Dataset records
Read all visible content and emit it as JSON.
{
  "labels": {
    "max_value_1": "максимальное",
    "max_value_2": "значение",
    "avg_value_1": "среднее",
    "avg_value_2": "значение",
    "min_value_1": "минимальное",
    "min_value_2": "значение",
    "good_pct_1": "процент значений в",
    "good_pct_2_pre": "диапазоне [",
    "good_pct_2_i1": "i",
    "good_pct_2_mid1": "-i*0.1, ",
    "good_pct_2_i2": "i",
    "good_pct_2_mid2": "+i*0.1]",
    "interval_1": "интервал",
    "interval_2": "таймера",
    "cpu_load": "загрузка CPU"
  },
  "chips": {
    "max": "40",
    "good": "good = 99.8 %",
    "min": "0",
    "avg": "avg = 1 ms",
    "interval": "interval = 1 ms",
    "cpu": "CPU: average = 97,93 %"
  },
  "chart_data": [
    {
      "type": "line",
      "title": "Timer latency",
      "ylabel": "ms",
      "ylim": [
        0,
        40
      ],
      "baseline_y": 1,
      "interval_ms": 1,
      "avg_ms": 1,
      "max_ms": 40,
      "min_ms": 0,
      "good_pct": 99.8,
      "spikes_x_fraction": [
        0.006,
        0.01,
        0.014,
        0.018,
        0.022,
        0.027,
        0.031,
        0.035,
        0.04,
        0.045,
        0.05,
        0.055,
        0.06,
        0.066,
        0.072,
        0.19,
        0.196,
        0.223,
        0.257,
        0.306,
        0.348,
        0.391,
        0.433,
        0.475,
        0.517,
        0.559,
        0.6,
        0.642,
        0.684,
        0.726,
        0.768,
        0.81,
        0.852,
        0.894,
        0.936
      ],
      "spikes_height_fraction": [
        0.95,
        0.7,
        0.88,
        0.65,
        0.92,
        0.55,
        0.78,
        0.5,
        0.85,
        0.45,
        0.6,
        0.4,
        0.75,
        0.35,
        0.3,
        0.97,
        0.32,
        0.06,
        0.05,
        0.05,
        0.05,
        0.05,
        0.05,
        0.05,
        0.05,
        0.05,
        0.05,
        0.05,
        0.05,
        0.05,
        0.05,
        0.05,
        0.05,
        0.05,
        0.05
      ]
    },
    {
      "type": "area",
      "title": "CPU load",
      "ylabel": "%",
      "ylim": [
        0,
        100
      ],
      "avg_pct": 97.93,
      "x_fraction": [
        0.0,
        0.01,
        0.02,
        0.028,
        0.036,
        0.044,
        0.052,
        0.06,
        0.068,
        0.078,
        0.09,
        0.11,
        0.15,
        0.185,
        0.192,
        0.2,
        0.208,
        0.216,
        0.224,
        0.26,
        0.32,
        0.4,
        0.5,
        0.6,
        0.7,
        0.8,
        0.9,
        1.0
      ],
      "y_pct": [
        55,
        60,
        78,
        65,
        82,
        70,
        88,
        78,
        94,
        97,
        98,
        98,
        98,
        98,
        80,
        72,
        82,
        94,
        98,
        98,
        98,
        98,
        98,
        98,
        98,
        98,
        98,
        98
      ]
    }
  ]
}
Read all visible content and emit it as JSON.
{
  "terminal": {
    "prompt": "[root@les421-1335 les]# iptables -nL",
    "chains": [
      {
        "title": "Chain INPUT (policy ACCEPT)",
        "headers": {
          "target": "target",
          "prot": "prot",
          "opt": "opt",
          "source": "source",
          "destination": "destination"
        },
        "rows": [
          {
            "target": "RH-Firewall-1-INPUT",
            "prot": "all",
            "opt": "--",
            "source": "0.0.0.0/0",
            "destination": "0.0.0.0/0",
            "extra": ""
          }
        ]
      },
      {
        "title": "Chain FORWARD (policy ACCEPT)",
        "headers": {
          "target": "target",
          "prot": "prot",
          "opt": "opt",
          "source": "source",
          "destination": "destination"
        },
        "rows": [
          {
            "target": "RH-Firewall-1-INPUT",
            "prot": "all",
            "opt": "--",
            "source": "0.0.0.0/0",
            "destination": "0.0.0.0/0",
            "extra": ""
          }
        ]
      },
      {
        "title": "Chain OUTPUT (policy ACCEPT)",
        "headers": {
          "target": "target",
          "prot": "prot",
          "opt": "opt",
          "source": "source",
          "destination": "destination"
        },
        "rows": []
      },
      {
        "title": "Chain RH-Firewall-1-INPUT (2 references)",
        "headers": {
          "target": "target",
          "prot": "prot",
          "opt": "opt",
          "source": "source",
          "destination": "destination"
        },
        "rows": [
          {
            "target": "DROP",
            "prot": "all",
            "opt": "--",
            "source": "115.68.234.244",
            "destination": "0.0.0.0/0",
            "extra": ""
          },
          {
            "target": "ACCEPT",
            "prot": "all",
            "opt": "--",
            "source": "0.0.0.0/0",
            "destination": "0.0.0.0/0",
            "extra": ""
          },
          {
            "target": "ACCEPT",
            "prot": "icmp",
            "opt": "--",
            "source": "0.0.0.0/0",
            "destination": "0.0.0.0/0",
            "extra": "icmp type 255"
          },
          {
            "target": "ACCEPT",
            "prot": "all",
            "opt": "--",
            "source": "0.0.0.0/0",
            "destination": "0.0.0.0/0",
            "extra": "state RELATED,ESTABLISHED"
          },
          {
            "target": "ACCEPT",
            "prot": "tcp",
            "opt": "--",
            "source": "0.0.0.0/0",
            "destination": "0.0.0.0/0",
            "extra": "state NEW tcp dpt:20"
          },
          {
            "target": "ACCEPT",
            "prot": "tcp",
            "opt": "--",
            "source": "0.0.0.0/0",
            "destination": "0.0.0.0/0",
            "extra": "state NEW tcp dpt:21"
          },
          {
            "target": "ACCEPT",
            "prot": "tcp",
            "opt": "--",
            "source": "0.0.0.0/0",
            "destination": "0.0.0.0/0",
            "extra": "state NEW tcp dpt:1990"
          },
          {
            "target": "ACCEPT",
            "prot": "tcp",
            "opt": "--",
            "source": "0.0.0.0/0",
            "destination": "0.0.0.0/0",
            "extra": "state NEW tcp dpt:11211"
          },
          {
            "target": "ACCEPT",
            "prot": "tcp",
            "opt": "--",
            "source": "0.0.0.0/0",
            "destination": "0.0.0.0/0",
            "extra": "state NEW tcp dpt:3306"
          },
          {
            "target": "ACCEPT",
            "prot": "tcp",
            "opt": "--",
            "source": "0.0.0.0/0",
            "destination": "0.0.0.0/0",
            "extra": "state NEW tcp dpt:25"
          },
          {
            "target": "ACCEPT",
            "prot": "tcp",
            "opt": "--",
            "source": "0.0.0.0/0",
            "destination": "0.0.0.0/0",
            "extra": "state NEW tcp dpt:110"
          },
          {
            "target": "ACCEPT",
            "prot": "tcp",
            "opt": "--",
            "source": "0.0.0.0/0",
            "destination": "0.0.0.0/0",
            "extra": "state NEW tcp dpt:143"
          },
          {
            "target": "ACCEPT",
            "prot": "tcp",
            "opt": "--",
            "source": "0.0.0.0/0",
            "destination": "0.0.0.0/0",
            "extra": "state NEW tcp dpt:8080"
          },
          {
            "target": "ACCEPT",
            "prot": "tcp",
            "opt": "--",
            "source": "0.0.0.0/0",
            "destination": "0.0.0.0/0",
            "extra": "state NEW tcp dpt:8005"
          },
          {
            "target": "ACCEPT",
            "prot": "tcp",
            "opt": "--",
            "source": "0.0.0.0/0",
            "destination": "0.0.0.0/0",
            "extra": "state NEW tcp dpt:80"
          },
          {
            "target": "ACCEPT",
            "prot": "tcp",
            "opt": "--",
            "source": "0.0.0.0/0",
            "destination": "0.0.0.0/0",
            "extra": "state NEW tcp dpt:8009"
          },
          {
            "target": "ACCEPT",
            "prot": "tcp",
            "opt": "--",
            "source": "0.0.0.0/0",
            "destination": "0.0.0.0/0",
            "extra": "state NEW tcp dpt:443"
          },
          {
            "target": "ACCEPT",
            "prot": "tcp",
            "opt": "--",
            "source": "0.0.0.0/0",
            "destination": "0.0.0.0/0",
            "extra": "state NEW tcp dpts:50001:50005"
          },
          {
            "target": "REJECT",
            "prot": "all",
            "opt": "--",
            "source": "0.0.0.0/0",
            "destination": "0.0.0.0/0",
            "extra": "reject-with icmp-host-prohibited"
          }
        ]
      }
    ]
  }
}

[WHAT THE EXERCISE ASKS]: Look through the data and gather every line with the string "INPUT" in it.

[COMPLETE OUTPUT]:
        "title": "Chain INPUT (policy ACCEPT)",
            "target": "RH-Firewall-1-INPUT",
            "target": "RH-Firewall-1-INPUT",
        "title": "Chain RH-Firewall-1-INPUT (2 references)",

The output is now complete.